▸ **Work to do**
Identify all lines below that hold "this" and collect them.

▸ **Exercise input**
(begin)

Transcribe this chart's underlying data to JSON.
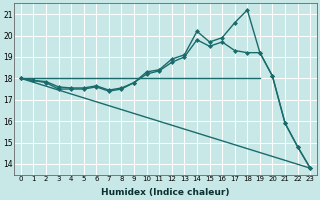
{
  "xlabel": "Humidex (Indice chaleur)",
  "bg_color": "#c8e8e8",
  "grid_color": "#ffffff",
  "line_color": "#1a6b6b",
  "xlim": [
    -0.5,
    23.5
  ],
  "ylim": [
    13.5,
    21.5
  ],
  "xticks": [
    0,
    1,
    2,
    3,
    4,
    5,
    6,
    7,
    8,
    9,
    10,
    11,
    12,
    13,
    14,
    15,
    16,
    17,
    18,
    19,
    20,
    21,
    22,
    23
  ],
  "yticks": [
    14,
    15,
    16,
    17,
    18,
    19,
    20,
    21
  ],
  "series": [
    {
      "x": [
        0,
        1,
        2,
        3,
        4,
        5,
        6,
        7,
        8,
        9,
        10,
        11,
        12,
        13,
        14,
        15,
        16,
        17,
        18,
        19,
        20,
        21,
        22,
        23
      ],
      "y": [
        18.0,
        17.9,
        17.8,
        17.5,
        17.5,
        17.5,
        17.6,
        17.4,
        17.5,
        17.8,
        18.3,
        18.4,
        18.9,
        19.1,
        20.2,
        19.7,
        19.9,
        20.6,
        21.2,
        19.2,
        18.1,
        15.9,
        14.8,
        13.8
      ],
      "marker": "D",
      "markersize": 2.0,
      "linewidth": 1.0
    },
    {
      "x": [
        0,
        1,
        2,
        3,
        4,
        5,
        6,
        7,
        8,
        9,
        10,
        11,
        12,
        13,
        14,
        15,
        16,
        17,
        18,
        19,
        20,
        21,
        22,
        23
      ],
      "y": [
        18.0,
        17.9,
        17.85,
        17.6,
        17.55,
        17.55,
        17.65,
        17.45,
        17.55,
        17.8,
        18.2,
        18.35,
        18.75,
        19.0,
        19.8,
        19.5,
        19.7,
        19.3,
        19.2,
        19.2,
        18.1,
        15.9,
        14.8,
        13.8
      ],
      "marker": "D",
      "markersize": 2.0,
      "linewidth": 1.0
    },
    {
      "x": [
        0,
        23
      ],
      "y": [
        18.0,
        13.8
      ],
      "marker": null,
      "markersize": 0,
      "linewidth": 1.0
    },
    {
      "x": [
        0,
        19
      ],
      "y": [
        18.0,
        18.0
      ],
      "marker": null,
      "markersize": 0,
      "linewidth": 1.0
    }
  ]
}
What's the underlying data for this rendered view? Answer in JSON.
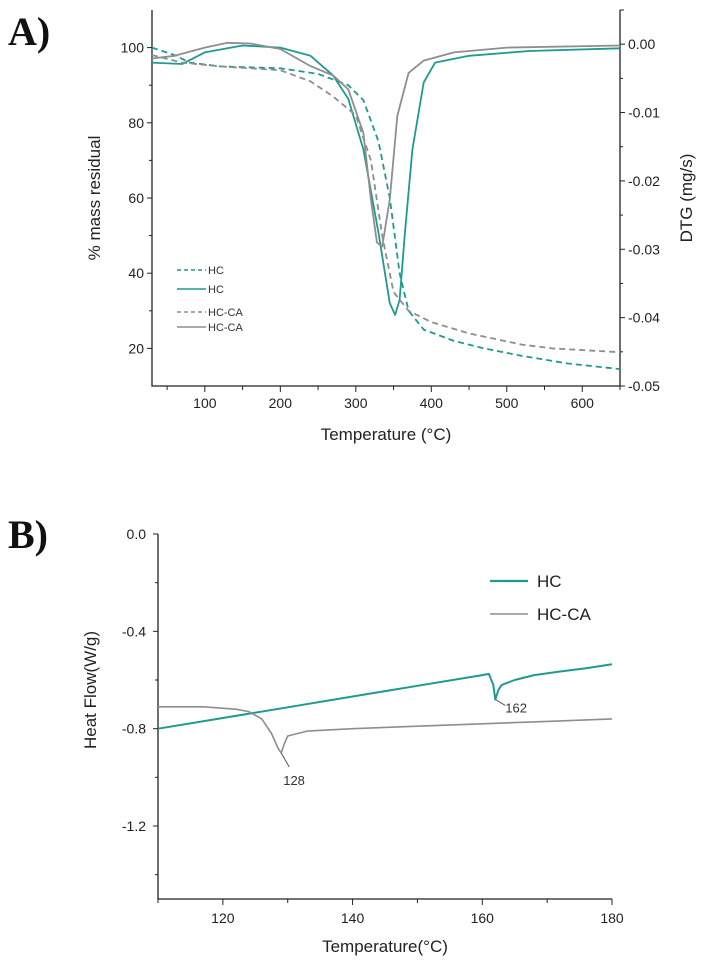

(end)

▸ **Completed task**
Transcribe this chart's underlying data to JSON.
What's the underlying data for this rendered view? Answer in JSON.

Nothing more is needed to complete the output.